***** Data provided
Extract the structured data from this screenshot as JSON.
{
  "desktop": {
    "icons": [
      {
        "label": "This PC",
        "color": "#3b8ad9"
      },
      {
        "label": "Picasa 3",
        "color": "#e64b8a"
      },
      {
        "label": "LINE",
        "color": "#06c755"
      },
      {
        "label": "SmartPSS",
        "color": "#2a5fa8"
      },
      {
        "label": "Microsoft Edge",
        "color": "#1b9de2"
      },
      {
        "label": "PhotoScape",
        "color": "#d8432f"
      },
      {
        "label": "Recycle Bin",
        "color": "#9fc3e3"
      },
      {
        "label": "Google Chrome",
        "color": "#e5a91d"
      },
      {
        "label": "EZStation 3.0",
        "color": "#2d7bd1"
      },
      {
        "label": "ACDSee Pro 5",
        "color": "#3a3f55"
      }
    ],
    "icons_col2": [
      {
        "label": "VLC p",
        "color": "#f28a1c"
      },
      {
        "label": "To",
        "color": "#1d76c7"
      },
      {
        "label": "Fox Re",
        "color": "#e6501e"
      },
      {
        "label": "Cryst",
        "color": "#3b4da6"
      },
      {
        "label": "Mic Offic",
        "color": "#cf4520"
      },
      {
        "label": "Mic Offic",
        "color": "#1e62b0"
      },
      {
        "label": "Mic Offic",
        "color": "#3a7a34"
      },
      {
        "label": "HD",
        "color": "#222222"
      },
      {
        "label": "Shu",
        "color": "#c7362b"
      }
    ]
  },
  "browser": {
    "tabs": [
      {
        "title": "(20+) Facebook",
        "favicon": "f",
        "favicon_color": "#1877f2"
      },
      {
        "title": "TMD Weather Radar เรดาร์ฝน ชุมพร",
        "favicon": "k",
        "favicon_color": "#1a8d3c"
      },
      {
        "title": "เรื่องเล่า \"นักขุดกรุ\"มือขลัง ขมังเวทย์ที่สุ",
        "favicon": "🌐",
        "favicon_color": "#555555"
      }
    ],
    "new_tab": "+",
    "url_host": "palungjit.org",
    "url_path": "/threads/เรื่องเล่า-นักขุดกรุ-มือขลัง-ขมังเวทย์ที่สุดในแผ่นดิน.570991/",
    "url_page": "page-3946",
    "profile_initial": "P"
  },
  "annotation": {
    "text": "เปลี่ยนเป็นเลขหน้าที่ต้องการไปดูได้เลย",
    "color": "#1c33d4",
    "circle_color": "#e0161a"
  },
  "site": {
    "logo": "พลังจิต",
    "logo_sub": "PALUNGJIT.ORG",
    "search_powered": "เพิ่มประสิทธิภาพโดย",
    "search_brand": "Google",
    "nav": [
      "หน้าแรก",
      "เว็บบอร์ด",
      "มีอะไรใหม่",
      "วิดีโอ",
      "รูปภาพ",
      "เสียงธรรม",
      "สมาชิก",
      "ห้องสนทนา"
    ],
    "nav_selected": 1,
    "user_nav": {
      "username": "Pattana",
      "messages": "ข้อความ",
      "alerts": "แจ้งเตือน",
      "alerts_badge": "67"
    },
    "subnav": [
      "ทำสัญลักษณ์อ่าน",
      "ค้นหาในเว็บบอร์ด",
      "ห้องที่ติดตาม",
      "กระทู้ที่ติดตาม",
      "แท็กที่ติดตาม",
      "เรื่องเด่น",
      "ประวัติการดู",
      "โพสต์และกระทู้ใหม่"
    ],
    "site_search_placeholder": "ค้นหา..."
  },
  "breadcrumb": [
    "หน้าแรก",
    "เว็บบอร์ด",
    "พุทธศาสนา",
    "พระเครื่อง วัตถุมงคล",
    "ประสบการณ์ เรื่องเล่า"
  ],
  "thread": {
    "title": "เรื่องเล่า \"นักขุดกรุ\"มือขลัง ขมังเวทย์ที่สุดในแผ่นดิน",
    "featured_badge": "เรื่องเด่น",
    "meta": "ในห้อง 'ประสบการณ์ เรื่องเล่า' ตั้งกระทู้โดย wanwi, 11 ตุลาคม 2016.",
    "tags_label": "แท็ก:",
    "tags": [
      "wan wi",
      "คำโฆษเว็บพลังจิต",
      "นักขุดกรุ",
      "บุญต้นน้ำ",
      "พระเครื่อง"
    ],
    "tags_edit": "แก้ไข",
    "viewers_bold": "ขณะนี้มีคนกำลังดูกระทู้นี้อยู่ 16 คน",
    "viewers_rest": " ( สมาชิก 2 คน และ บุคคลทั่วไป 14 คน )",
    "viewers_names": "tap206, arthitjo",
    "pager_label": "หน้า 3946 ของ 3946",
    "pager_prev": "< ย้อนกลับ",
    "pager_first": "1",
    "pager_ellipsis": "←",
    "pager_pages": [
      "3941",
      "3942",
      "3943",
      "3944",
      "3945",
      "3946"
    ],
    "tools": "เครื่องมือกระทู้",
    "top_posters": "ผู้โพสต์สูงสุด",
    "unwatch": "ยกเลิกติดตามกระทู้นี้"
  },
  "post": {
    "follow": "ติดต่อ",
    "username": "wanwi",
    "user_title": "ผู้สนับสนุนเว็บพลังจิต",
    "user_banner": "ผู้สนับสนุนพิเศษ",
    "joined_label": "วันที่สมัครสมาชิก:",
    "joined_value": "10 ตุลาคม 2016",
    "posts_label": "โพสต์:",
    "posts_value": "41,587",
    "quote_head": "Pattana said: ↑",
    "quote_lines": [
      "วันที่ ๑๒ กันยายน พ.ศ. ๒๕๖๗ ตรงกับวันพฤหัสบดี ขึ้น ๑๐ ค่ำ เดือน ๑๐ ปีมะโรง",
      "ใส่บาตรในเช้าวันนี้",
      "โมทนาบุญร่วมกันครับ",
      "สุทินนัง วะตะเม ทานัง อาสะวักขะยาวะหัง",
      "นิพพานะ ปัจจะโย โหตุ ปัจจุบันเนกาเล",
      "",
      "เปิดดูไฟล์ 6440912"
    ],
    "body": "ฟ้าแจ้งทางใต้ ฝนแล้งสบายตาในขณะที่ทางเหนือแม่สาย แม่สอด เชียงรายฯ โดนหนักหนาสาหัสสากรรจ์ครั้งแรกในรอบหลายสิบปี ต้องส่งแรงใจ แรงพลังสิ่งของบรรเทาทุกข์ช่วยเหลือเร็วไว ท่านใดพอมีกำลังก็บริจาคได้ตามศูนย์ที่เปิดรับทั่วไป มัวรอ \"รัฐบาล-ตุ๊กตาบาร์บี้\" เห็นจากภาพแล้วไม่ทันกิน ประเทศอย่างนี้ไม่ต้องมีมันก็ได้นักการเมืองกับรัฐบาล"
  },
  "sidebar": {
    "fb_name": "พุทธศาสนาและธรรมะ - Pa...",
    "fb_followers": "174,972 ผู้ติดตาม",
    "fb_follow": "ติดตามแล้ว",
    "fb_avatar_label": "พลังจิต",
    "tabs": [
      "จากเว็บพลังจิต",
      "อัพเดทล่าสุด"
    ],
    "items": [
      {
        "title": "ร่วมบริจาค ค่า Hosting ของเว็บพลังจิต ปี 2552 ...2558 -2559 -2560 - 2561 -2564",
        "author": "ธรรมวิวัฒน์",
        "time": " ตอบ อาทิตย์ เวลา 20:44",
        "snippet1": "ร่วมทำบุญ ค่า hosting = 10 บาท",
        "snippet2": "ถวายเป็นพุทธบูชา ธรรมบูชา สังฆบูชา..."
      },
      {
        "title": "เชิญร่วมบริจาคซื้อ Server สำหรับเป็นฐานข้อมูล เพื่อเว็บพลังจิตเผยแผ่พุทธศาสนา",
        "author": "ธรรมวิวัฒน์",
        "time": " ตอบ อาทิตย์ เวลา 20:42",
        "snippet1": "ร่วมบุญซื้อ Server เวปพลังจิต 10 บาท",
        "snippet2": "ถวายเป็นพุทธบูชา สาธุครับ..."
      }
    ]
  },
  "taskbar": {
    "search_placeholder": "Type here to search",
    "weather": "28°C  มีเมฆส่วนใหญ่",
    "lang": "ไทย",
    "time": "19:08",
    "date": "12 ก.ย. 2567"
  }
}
**********
Isolate each line of the listing above that includes "Server". Copy it.

• _Worked solution_:
        "title": "เชิญร่วมบริจาคซื้อ Server สำหรับเป็นฐานข้อมูล เพื่อเว็บพลังจิตเผยแผ่พุทธศาสนา",
        "snippet1": "ร่วมบุญซื้อ Server เวปพลังจิต 10 บาท",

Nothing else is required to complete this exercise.